--- Material for this task ---

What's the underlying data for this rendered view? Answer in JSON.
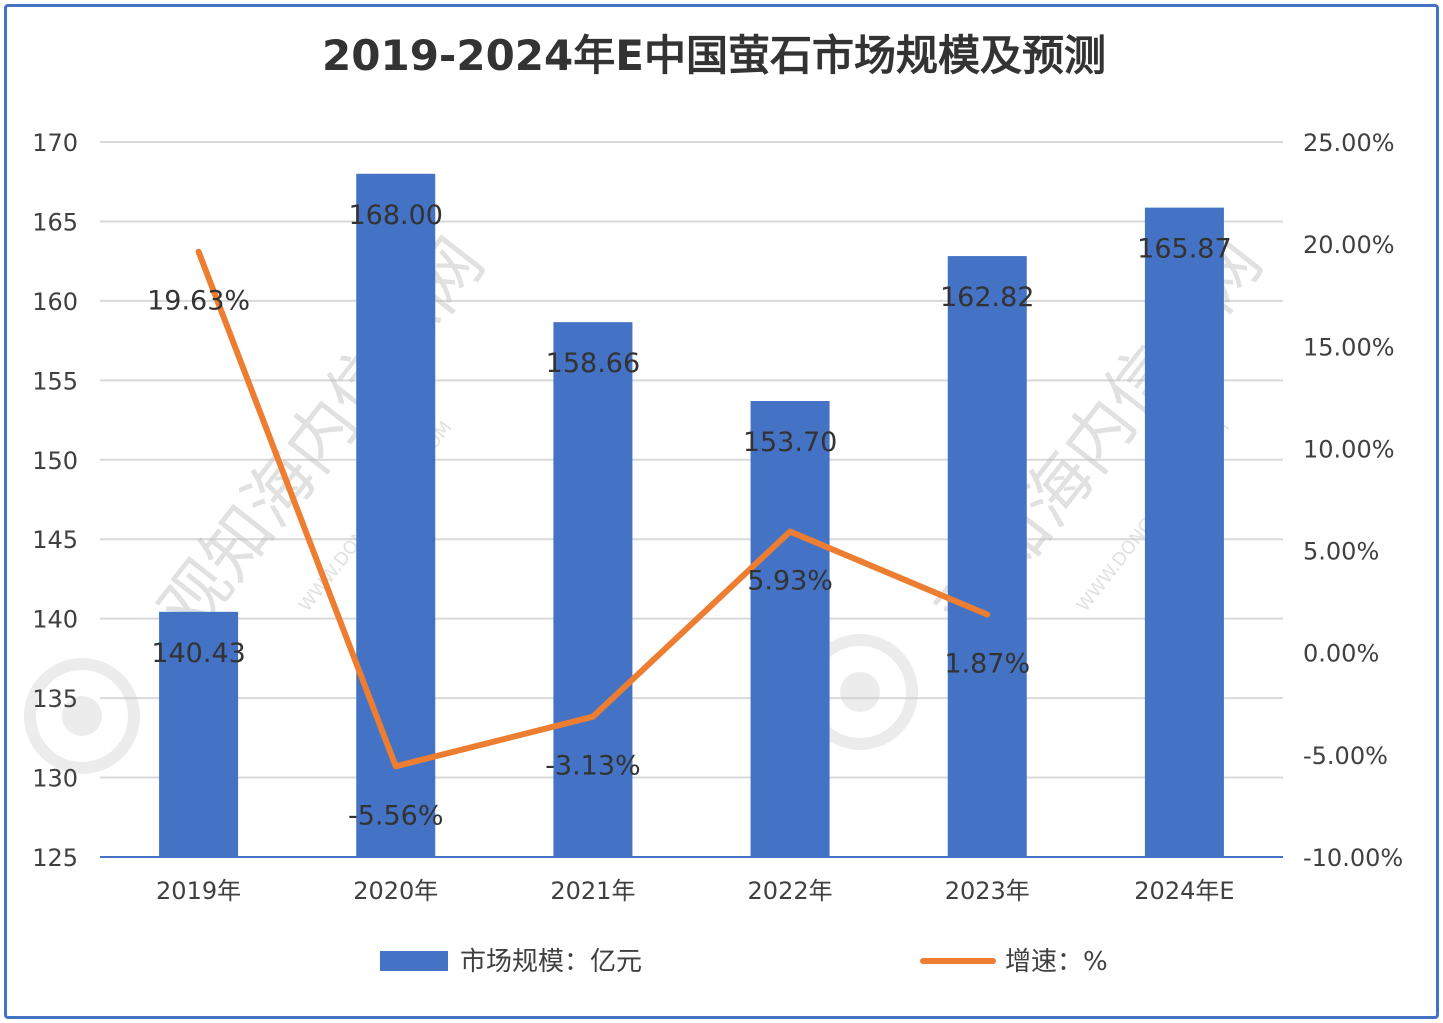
{
  "chart_data": {
    "type": "bar",
    "title": "2019-2024年E中国萤石市场规模及预测",
    "categories": [
      "2019年",
      "2020年",
      "2021年",
      "2022年",
      "2023年",
      "2024年E"
    ],
    "series": [
      {
        "name": "市场规模：亿元",
        "type": "bar",
        "axis": "left",
        "values": [
          140.43,
          168.0,
          158.66,
          153.7,
          162.82,
          165.87
        ],
        "labels": [
          "140.43",
          "168.00",
          "158.66",
          "153.70",
          "162.82",
          "165.87"
        ],
        "color": "#4472c4"
      },
      {
        "name": "增速：%",
        "type": "line",
        "axis": "right",
        "values": [
          19.63,
          -5.56,
          -3.13,
          5.93,
          1.87,
          null
        ],
        "labels": [
          "19.63%",
          "-5.56%",
          "-3.13%",
          "5.93%",
          "1.87%",
          ""
        ],
        "color": "#ed7d31"
      }
    ],
    "y_left": {
      "ylim": [
        125,
        170
      ],
      "ticks": [
        170,
        165,
        160,
        155,
        150,
        145,
        140,
        135,
        130,
        125
      ],
      "tick_labels": [
        "170",
        "165",
        "160",
        "155",
        "150",
        "145",
        "140",
        "135",
        "130",
        "125"
      ]
    },
    "y_right": {
      "ylim": [
        -10,
        25
      ],
      "ticks": [
        25,
        20,
        15,
        10,
        5,
        0,
        -5,
        -10
      ],
      "tick_labels": [
        "25.00%",
        "20.00%",
        "15.00%",
        "10.00%",
        "5.00%",
        "0.00%",
        "-5.00%",
        "-10.00%"
      ]
    },
    "grid": true,
    "legend_position": "bottom"
  },
  "watermark": {
    "text": "观知海内信息网",
    "subtext": "WWW.DONGFANGQB.COM"
  }
}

--- Instructions for the task ---
Reproduce the listing above exactly, excluding all pictures.

--- Output ---
What's the underlying data for this rendered view? Answer in JSON.
{
  "chart_data": {
    "type": "bar",
    "title": "2019-2024年E中国萤石市场规模及预测",
    "categories": [
      "2019年",
      "2020年",
      "2021年",
      "2022年",
      "2023年",
      "2024年E"
    ],
    "series": [
      {
        "name": "市场规模：亿元",
        "type": "bar",
        "axis": "left",
        "values": [
          140.43,
          168.0,
          158.66,
          153.7,
          162.82,
          165.87
        ],
        "labels": [
          "140.43",
          "168.00",
          "158.66",
          "153.70",
          "162.82",
          "165.87"
        ],
        "color": "#4472c4"
      },
      {
        "name": "增速：%",
        "type": "line",
        "axis": "right",
        "values": [
          19.63,
          -5.56,
          -3.13,
          5.93,
          1.87,
          null
        ],
        "labels": [
          "19.63%",
          "-5.56%",
          "-3.13%",
          "5.93%",
          "1.87%",
          ""
        ],
        "color": "#ed7d31"
      }
    ],
    "y_left": {
      "ylim": [
        125,
        170
      ],
      "ticks": [
        170,
        165,
        160,
        155,
        150,
        145,
        140,
        135,
        130,
        125
      ],
      "tick_labels": [
        "170",
        "165",
        "160",
        "155",
        "150",
        "145",
        "140",
        "135",
        "130",
        "125"
      ]
    },
    "y_right": {
      "ylim": [
        -10,
        25
      ],
      "ticks": [
        25,
        20,
        15,
        10,
        5,
        0,
        -5,
        -10
      ],
      "tick_labels": [
        "25.00%",
        "20.00%",
        "15.00%",
        "10.00%",
        "5.00%",
        "0.00%",
        "-5.00%",
        "-10.00%"
      ]
    },
    "grid": true,
    "legend_position": "bottom"
  },
  "watermark": {
    "text": "观知海内信息网",
    "subtext": "WWW.DONGFANGQB.COM"
  }
}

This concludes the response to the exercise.